Saved data entries:
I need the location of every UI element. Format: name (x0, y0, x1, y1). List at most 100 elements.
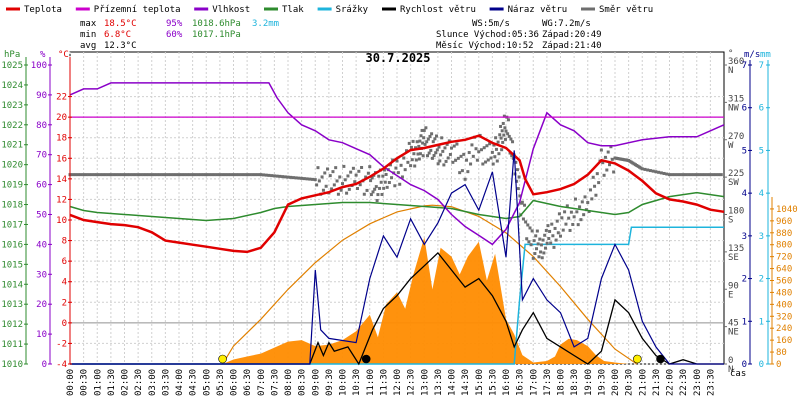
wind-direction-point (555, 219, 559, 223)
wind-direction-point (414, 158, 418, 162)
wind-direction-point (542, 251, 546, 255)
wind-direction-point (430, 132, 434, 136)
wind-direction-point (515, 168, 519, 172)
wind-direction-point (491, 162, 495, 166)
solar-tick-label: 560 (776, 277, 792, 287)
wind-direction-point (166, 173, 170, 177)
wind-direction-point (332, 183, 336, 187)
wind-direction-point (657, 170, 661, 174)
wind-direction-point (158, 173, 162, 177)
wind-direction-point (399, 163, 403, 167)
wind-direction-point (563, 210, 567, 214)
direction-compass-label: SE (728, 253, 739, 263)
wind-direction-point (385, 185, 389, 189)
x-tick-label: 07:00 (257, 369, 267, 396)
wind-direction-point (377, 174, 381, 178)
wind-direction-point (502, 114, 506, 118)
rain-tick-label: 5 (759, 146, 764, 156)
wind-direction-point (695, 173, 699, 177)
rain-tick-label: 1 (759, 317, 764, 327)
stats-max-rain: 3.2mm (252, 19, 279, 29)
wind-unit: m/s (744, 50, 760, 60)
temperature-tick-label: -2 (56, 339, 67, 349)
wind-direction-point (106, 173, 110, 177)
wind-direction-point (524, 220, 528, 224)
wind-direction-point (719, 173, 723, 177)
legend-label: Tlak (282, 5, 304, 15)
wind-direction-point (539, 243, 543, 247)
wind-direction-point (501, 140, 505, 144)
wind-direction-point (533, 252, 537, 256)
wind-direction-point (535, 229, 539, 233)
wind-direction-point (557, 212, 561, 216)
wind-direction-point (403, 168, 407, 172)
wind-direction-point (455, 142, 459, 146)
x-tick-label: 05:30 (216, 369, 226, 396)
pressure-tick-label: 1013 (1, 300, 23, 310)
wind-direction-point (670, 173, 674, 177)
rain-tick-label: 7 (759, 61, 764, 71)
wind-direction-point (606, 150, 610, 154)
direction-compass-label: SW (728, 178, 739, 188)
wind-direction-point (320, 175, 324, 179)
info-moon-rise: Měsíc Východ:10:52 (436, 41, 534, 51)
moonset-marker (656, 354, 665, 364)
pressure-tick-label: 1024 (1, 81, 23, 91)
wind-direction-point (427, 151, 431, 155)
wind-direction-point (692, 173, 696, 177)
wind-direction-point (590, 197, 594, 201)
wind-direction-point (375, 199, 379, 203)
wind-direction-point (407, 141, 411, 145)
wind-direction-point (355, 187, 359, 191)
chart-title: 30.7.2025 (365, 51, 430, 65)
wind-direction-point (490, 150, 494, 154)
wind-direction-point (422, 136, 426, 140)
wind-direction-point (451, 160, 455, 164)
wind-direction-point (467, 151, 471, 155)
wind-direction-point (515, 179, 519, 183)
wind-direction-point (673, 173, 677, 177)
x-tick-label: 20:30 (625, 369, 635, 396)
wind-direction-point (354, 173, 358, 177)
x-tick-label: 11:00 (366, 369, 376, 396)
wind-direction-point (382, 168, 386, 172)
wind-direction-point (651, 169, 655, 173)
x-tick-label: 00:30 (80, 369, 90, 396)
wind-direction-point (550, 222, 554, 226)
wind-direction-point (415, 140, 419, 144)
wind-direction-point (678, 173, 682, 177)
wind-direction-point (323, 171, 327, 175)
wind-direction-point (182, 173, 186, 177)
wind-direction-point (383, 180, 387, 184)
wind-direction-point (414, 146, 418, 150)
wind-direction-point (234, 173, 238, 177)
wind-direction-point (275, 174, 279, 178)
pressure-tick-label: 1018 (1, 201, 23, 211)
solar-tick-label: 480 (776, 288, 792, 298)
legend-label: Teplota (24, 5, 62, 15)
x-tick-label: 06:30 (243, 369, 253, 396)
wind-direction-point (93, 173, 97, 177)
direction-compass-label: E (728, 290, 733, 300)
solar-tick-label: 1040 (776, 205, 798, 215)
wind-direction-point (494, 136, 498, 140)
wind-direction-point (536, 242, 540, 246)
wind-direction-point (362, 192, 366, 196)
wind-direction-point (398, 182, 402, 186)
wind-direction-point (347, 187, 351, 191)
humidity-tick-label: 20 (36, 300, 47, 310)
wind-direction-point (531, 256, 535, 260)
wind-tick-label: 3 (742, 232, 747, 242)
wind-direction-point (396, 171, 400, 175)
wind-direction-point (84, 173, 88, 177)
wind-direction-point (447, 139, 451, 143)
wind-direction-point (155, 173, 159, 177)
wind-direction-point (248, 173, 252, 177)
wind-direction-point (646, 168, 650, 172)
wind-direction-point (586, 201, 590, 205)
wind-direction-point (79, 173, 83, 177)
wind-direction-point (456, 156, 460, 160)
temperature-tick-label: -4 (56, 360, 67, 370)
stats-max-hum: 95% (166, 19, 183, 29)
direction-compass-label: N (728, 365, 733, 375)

---

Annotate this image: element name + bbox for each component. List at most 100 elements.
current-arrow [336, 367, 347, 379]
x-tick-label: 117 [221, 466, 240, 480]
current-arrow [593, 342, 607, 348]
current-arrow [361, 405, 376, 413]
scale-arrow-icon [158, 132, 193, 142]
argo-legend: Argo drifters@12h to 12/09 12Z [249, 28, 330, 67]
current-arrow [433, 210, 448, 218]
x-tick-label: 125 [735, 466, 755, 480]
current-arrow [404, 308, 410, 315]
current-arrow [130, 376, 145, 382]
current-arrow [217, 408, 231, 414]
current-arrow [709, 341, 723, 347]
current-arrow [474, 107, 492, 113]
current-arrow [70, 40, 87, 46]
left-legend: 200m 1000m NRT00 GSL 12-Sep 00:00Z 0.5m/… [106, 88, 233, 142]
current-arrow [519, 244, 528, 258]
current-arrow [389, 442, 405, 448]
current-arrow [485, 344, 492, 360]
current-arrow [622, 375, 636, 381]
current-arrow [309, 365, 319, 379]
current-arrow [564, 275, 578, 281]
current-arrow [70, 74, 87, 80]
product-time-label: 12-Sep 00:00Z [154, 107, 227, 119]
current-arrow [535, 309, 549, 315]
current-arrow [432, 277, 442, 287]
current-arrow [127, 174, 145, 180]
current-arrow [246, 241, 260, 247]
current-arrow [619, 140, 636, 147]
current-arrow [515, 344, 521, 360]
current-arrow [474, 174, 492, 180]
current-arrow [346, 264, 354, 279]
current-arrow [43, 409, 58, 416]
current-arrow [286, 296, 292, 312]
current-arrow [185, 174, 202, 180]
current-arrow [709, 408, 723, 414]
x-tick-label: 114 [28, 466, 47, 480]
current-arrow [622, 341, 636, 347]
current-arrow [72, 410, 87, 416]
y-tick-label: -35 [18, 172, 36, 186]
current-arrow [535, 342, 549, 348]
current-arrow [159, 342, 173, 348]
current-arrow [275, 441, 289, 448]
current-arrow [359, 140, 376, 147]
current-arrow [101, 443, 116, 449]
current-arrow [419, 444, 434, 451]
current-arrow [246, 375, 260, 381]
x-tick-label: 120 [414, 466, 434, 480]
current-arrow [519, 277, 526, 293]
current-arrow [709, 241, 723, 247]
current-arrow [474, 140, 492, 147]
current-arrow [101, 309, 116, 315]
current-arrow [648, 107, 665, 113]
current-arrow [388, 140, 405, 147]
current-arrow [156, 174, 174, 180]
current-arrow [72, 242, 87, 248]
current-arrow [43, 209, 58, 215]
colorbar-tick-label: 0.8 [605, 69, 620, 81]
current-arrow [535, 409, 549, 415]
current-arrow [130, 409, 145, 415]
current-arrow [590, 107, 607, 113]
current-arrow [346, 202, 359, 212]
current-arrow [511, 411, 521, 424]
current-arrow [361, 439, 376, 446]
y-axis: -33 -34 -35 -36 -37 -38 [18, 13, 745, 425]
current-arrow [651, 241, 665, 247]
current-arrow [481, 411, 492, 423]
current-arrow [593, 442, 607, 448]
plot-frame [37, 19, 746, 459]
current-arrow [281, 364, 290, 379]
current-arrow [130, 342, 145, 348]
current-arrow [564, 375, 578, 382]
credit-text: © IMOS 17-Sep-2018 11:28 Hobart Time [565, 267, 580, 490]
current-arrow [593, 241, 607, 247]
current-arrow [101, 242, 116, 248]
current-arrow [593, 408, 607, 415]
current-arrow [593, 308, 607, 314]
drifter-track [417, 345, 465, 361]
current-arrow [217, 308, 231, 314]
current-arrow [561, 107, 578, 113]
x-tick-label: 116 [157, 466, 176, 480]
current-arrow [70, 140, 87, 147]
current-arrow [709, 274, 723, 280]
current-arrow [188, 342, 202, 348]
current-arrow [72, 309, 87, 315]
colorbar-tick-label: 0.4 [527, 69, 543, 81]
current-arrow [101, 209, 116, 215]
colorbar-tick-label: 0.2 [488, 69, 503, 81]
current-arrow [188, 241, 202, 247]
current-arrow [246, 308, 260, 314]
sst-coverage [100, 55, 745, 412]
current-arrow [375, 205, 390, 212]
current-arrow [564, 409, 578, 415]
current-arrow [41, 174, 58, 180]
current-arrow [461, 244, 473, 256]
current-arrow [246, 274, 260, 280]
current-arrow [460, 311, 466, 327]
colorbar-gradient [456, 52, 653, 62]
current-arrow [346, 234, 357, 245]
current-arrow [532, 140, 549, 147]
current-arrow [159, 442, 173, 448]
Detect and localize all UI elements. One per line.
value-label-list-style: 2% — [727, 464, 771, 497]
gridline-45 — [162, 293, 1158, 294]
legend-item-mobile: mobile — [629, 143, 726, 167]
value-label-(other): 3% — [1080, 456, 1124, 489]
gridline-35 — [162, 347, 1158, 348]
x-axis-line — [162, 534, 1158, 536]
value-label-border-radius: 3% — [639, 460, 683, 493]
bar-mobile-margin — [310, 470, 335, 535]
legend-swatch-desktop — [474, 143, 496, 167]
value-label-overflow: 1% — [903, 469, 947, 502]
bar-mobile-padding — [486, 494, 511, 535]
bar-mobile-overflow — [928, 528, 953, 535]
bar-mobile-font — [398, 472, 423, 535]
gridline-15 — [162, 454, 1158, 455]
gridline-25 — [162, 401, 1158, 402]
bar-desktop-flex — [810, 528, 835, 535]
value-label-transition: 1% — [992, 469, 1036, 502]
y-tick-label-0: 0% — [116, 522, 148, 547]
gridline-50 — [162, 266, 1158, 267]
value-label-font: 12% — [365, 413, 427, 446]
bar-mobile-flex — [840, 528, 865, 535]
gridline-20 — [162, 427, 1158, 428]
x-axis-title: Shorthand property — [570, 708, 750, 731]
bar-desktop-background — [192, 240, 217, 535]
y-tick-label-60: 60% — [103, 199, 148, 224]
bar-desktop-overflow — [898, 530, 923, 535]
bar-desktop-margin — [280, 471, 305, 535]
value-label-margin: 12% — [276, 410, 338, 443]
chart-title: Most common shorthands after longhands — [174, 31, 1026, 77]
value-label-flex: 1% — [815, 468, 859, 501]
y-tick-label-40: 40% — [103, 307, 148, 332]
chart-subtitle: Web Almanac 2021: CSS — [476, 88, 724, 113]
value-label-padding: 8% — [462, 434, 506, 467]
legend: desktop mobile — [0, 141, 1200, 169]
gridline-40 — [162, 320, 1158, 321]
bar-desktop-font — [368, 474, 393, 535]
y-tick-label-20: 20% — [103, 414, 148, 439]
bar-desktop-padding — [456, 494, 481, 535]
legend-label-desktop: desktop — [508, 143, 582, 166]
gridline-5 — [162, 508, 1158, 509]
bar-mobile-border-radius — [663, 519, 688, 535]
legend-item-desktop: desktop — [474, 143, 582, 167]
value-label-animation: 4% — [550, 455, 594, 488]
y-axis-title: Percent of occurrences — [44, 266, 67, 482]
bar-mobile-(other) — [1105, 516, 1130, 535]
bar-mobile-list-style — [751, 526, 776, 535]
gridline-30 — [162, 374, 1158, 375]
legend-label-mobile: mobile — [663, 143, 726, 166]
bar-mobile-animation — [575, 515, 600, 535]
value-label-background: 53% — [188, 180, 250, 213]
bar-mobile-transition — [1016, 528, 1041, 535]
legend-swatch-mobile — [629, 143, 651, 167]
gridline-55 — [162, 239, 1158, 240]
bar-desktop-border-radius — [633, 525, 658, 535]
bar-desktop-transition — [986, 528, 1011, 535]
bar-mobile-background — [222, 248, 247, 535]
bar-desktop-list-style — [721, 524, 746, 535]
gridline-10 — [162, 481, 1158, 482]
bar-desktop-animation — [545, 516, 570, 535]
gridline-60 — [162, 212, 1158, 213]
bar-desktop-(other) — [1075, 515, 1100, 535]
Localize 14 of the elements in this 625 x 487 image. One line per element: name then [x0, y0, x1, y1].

* SHORT PROBLEM *
Please write out the rows above unchanged, from the line containing "Annotate this image: element" to the line containing "current-arrow [433, 210, 448, 218]", including both of those lines.

* SOLVED EXERCISE *
Annotate this image: element name + bbox for each component. List at most 100 elements.
current-arrow [336, 367, 347, 379]
x-tick-label: 117 [221, 466, 240, 480]
current-arrow [593, 342, 607, 348]
current-arrow [361, 405, 376, 413]
scale-arrow-icon [158, 132, 193, 142]
argo-legend: Argo drifters@12h to 12/09 12Z [249, 28, 330, 67]
current-arrow [433, 210, 448, 218]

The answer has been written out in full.